DSC 40B – Theoretical Foundations of Data Science II

Problems tagged with "recurrence relations"

Problem #011

Tags: recurrence relations

State (but do not solve) the recurrence describing the run time of the following code, assuming that the input, arr, is a list of size \(n\).


def foo(arr, stop=None):
    if stop is None:
        stop = len(arr) - 1

    if stop < 0:
        return 1

    last = arr[stop]
    return last * foo(arr, stop - 1)
Solution

\(T(n) = T(n-1) + \Theta(1)\)

Problem #012

Tags: recurrence relations

What is the solution of the below recurrence? State your answer using asymptotic notation as a function of \(n\).

\[ T(n) = \begin{cases} 5 T(n/5) + \Theta(n),& n > 1\\ 1,& n = 1 \end{cases}\]
Solution

\(\Theta(n \log n)\)

————

## Parts of the exercise
- 1) In the recurrence relations page, edit the part from "DSC 40B – Theoretical" up to and including "of size \(n\)." so that "run time" becomes "running time", and give that part again.
- 2) Shorten the paragraph of the recurrence relations page that begins "State (but do not solve)" and keep its main facts.
You can do without the lines that come after the recurrence relations page.

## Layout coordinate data
————

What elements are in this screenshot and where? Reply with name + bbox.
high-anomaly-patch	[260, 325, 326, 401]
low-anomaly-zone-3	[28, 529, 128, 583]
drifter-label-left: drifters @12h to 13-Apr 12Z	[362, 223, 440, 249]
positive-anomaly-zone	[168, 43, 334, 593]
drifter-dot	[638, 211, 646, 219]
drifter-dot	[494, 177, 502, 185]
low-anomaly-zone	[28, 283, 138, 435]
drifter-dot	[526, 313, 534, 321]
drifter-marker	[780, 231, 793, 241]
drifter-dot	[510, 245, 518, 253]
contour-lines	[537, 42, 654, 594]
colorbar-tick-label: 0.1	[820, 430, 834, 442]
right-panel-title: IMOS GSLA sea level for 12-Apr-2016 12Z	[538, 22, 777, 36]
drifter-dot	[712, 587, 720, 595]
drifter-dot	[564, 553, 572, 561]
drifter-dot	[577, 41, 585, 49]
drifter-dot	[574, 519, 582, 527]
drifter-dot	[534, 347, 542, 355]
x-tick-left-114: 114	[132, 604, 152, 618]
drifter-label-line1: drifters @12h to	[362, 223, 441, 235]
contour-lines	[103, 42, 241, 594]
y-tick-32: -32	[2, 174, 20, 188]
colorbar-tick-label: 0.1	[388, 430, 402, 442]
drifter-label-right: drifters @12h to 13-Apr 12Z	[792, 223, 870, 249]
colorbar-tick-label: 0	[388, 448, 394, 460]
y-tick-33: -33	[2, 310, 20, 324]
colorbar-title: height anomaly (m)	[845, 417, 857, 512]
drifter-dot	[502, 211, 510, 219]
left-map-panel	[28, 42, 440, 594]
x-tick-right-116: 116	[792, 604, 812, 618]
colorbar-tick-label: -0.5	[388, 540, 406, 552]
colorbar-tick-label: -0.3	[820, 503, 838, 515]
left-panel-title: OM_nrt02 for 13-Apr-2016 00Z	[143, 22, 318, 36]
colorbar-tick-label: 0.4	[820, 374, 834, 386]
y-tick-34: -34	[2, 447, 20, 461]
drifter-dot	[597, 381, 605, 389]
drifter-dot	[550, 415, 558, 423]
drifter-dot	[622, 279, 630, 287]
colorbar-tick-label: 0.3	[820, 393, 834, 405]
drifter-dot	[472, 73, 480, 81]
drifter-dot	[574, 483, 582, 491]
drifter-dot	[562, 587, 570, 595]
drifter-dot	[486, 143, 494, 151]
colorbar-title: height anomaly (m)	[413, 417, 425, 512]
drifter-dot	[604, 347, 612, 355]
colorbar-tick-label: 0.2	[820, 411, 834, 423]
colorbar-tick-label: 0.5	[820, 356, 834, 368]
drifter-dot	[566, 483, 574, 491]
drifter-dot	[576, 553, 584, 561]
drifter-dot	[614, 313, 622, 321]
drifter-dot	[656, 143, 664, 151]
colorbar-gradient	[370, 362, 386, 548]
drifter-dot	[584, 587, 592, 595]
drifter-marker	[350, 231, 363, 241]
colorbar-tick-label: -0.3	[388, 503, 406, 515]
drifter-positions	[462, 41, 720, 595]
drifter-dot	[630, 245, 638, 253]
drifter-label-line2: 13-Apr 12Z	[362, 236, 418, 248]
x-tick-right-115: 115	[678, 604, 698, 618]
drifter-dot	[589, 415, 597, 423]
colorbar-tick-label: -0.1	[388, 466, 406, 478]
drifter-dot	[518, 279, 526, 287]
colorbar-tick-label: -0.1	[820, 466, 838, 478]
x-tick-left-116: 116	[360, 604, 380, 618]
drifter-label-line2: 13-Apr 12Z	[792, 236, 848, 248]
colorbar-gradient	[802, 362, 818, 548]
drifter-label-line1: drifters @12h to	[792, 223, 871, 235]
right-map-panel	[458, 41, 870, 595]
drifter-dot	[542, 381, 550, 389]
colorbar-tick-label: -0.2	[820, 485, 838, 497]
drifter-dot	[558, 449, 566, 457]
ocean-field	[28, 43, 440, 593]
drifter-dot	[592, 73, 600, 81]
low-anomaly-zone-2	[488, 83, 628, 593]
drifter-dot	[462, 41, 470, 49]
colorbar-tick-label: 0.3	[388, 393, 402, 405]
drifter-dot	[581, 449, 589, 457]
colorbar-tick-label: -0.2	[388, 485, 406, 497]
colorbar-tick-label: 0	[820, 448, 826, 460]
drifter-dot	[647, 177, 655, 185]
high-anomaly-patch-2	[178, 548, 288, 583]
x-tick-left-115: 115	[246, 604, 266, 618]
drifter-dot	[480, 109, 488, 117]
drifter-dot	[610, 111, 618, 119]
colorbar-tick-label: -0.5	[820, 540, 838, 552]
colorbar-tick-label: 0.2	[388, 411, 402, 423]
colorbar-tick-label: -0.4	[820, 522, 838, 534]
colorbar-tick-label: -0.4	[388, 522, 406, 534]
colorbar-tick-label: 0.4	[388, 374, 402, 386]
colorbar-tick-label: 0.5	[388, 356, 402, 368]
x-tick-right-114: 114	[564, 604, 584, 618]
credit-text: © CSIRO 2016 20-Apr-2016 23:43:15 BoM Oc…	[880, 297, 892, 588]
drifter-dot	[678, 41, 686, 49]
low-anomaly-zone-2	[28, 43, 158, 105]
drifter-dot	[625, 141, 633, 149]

————

## Responses for each task
- 1)
DSC 40B – Theoretical Foundations of Data Science II

Problems tagged with "recurrence relations"

Problem #011

Tags: recurrence relations

State (but do not solve) the recurrence describing the running time of the following code, assuming that the input, arr, is a list of size \(n\).

- 2) Give, without solving it, the recurrence for the run time of the following code, where the input arr is a list of size \(n\).